▶ **Problem requirements**
Reproduce the listing below in its entirety. Change nothing.

┌────────

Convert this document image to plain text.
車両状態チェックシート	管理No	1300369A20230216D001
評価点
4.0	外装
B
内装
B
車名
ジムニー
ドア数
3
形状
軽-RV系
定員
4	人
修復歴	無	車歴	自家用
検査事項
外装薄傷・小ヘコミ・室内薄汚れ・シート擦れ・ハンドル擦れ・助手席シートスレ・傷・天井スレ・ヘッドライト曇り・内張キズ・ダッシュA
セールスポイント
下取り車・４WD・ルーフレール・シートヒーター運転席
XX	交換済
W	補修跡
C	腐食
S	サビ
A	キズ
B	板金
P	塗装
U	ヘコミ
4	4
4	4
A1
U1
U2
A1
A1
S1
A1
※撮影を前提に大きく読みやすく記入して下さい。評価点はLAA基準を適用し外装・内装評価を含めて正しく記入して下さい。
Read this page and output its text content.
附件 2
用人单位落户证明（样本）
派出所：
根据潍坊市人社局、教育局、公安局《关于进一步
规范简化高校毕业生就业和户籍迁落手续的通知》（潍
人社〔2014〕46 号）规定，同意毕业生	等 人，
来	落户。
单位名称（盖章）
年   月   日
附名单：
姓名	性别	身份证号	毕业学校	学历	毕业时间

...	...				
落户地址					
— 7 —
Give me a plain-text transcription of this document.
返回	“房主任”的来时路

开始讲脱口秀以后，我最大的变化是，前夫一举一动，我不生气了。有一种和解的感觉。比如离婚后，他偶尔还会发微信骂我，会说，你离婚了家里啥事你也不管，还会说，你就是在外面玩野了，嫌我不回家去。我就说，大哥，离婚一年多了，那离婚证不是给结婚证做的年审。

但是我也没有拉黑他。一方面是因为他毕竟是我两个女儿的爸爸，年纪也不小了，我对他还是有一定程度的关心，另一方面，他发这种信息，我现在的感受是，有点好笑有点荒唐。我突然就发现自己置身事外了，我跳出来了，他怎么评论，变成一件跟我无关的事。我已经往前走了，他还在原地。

└────────

▶ **Result of the task**
Convert this document image to plain text.
車両状態チェックシート	管理No	1300369A20230216D001
評価点
4.0	外装
B
内装
B
車名
ジムニー
ドア数
3
形状
軽-RV系
定員
4	人
修復歴	無	車歴	自家用
検査事項
外装薄傷・小ヘコミ・室内薄汚れ・シート擦れ・ハンドル擦れ・助手席シートスレ・傷・天井スレ・ヘッドライト曇り・内張キズ・ダッシュA
セールスポイント
下取り車・４WD・ルーフレール・シートヒーター運転席
XX	交換済
W	補修跡
C	腐食
S	サビ
A	キズ
B	板金
P	塗装
U	ヘコミ
4	4
4	4
A1
U1
U2
A1
A1
S1
A1
※撮影を前提に大きく読みやすく記入して下さい。評価点はLAA基準を適用し外装・内装評価を含めて正しく記入して下さい。
Read this page and output its text content.
附件 2
用人单位落户证明（样本）
派出所：
根据潍坊市人社局、教育局、公安局《关于进一步
规范简化高校毕业生就业和户籍迁落手续的通知》（潍
人社〔2014〕46 号）规定，同意毕业生	等 人，
来	落户。
单位名称（盖章）
年   月   日
附名单：
姓名	性别	身份证号	毕业学校	学历	毕业时间

...	...				
落户地址					
— 7 —
Give me a plain-text transcription of this document.
返回	“房主任”的来时路

开始讲脱口秀以后，我最大的变化是，前夫一举一动，我不生气了。有一种和解的感觉。比如离婚后，他偶尔还会发微信骂我，会说，你离婚了家里啥事你也不管，还会说，你就是在外面玩野了，嫌我不回家去。我就说，大哥，离婚一年多了，那离婚证不是给结婚证做的年审。

但是我也没有拉黑他。一方面是因为他毕竟是我两个女儿的爸爸，年纪也不小了，我对他还是有一定程度的关心，另一方面，他发这种信息，我现在的感受是，有点好笑有点荒唐。我突然就发现自己置身事外了，我跳出来了，他怎么评论，变成一件跟我无关的事。我已经往前走了，他还在原地。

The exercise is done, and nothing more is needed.